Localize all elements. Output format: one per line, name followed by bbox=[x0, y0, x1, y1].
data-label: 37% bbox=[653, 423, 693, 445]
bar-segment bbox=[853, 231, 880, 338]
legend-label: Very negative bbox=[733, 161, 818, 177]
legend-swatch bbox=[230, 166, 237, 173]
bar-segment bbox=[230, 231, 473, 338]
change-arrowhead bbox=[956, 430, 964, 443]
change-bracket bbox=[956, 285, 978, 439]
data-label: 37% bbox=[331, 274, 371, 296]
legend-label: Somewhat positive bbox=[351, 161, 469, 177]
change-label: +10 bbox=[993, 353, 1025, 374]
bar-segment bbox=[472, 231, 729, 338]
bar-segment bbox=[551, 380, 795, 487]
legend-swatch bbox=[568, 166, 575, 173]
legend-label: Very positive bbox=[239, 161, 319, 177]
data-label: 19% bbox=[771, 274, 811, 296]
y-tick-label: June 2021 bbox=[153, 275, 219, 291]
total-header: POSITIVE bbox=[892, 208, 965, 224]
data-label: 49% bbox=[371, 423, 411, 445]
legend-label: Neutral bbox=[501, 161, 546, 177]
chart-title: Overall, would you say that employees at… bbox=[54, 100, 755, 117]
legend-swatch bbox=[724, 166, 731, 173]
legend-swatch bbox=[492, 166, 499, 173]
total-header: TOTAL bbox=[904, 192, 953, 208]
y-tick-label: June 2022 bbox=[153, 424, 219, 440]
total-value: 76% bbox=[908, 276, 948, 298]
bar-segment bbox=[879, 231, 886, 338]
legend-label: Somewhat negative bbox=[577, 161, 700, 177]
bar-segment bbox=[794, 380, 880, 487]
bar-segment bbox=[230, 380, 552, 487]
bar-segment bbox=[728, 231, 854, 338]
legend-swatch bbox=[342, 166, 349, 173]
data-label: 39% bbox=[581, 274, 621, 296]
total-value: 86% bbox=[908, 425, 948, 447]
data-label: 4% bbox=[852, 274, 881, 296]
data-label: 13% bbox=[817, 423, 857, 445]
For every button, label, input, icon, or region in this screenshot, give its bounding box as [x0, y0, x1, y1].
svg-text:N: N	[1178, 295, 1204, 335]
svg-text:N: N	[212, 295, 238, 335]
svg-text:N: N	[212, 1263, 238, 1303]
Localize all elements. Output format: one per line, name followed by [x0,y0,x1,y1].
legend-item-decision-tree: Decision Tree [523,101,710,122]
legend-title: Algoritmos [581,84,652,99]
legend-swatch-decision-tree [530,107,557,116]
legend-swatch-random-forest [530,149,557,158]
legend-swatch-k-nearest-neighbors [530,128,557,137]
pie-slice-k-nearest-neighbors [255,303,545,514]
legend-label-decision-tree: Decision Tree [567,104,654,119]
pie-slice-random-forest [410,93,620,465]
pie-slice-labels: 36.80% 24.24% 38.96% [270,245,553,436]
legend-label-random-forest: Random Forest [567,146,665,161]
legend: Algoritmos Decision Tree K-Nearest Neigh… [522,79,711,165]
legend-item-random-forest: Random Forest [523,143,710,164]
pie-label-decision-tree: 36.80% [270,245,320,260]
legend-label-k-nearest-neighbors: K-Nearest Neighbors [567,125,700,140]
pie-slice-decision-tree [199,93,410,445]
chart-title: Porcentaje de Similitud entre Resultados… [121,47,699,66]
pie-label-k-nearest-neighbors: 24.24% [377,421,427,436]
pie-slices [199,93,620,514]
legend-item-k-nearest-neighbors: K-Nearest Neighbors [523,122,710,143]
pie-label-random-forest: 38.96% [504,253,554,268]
━━━━━━━━
■ **What you have to do**:
Reproduce the lines above verbatim, from the very first one through the line that contains "legend-item-decision-tree: Decision Tree".

■ **Result below**:
Localize all elements. Output format: one per line, name followed by bbox=[x0, y0, x1, y1].
data-label: 37% bbox=[653, 423, 693, 445]
bar-segment bbox=[853, 231, 880, 338]
legend-label: Very negative bbox=[733, 161, 818, 177]
legend-swatch bbox=[230, 166, 237, 173]
bar-segment bbox=[230, 231, 473, 338]
change-arrowhead bbox=[956, 430, 964, 443]
change-bracket bbox=[956, 285, 978, 439]
data-label: 37% bbox=[331, 274, 371, 296]
legend-label: Somewhat positive bbox=[351, 161, 469, 177]
change-label: +10 bbox=[993, 353, 1025, 374]
bar-segment bbox=[472, 231, 729, 338]
bar-segment bbox=[551, 380, 795, 487]
legend-swatch bbox=[568, 166, 575, 173]
legend-label: Very positive bbox=[239, 161, 319, 177]
data-label: 19% bbox=[771, 274, 811, 296]
y-tick-label: June 2021 bbox=[153, 275, 219, 291]
total-header: POSITIVE bbox=[892, 208, 965, 224]
data-label: 49% bbox=[371, 423, 411, 445]
legend-label: Neutral bbox=[501, 161, 546, 177]
chart-title: Overall, would you say that employees at… bbox=[54, 100, 755, 117]
legend-swatch bbox=[724, 166, 731, 173]
legend-swatch bbox=[492, 166, 499, 173]
total-header: TOTAL bbox=[904, 192, 953, 208]
y-tick-label: June 2022 bbox=[153, 424, 219, 440]
total-value: 76% bbox=[908, 276, 948, 298]
bar-segment bbox=[879, 231, 886, 338]
legend-label: Somewhat negative bbox=[577, 161, 700, 177]
bar-segment bbox=[794, 380, 880, 487]
bar-segment bbox=[230, 380, 552, 487]
bar-segment bbox=[728, 231, 854, 338]
legend-swatch bbox=[342, 166, 349, 173]
data-label: 39% bbox=[581, 274, 621, 296]
total-value: 86% bbox=[908, 425, 948, 447]
data-label: 4% bbox=[852, 274, 881, 296]
data-label: 13% bbox=[817, 423, 857, 445]
For every button, label, input, icon, or region in this screenshot, give its bounding box as [x0, y0, x1, y1].
svg-text:N: N	[1178, 295, 1204, 335]
svg-text:N: N	[212, 295, 238, 335]
svg-text:N: N	[212, 1263, 238, 1303]
Localize all elements. Output format: one per line, name followed by [x0,y0,x1,y1].
legend-item-decision-tree: Decision Tree [523,101,710,122]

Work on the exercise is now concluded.